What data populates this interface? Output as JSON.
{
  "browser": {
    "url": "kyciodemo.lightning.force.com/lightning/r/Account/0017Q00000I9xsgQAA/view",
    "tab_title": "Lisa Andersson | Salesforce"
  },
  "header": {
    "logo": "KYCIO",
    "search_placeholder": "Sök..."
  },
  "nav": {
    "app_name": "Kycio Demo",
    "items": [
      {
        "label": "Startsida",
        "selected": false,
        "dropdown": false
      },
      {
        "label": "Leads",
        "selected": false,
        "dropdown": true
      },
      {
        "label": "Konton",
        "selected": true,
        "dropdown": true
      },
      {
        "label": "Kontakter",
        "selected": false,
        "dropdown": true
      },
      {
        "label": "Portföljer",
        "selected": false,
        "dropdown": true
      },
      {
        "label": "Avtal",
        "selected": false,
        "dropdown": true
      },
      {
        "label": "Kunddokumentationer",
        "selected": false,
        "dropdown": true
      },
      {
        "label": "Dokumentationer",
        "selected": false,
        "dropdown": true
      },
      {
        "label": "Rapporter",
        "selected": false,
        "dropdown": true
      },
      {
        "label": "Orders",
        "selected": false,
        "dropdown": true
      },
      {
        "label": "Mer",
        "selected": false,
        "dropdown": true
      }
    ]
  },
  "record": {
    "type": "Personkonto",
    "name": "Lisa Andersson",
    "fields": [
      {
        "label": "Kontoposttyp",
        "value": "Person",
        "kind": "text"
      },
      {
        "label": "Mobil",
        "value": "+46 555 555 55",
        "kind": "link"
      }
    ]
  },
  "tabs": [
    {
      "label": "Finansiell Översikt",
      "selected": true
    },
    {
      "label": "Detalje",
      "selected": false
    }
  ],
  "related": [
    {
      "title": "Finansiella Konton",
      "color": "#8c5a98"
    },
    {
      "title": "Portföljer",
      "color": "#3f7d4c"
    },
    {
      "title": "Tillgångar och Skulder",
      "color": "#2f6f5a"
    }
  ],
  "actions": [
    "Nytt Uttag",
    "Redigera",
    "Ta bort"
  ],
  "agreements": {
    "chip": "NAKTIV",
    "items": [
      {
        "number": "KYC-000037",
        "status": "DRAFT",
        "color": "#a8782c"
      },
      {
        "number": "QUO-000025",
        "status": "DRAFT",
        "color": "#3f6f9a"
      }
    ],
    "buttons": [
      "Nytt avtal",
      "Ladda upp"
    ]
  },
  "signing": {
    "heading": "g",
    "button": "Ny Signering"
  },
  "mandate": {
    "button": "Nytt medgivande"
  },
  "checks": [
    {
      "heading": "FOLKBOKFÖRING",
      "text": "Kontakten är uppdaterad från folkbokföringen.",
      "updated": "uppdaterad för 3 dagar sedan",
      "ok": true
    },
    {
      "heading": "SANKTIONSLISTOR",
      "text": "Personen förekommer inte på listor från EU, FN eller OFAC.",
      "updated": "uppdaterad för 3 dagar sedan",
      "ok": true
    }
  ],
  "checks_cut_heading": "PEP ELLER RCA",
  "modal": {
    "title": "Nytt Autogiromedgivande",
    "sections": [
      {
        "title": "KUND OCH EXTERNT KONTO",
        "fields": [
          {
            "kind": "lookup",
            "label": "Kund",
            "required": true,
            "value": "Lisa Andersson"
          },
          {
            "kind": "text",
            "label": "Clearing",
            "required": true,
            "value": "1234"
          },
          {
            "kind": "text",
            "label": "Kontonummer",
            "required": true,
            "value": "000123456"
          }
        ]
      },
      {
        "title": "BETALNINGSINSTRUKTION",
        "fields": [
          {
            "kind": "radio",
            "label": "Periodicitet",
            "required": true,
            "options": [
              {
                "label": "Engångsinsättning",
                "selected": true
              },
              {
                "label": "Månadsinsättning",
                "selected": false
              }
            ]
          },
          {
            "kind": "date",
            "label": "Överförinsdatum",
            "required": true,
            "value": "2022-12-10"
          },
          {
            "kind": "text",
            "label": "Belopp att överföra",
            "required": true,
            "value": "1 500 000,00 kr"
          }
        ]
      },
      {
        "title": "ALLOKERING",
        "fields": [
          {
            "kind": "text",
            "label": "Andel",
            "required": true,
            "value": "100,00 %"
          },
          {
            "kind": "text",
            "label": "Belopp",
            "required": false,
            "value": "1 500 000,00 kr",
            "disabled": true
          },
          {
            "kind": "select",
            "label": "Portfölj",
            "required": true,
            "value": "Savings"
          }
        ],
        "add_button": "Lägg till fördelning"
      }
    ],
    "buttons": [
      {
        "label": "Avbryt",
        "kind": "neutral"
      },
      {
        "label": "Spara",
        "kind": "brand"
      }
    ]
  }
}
========
**PROBLEM TO WORK ON**
Look above for lines with the word "color" and copy them all.

**TASK ANSWER**
      "color": "#8c5a98"
      "color": "#3f7d4c"
      "color": "#2f6f5a"
        "color": "#a8782c"
        "color": "#3f6f9a"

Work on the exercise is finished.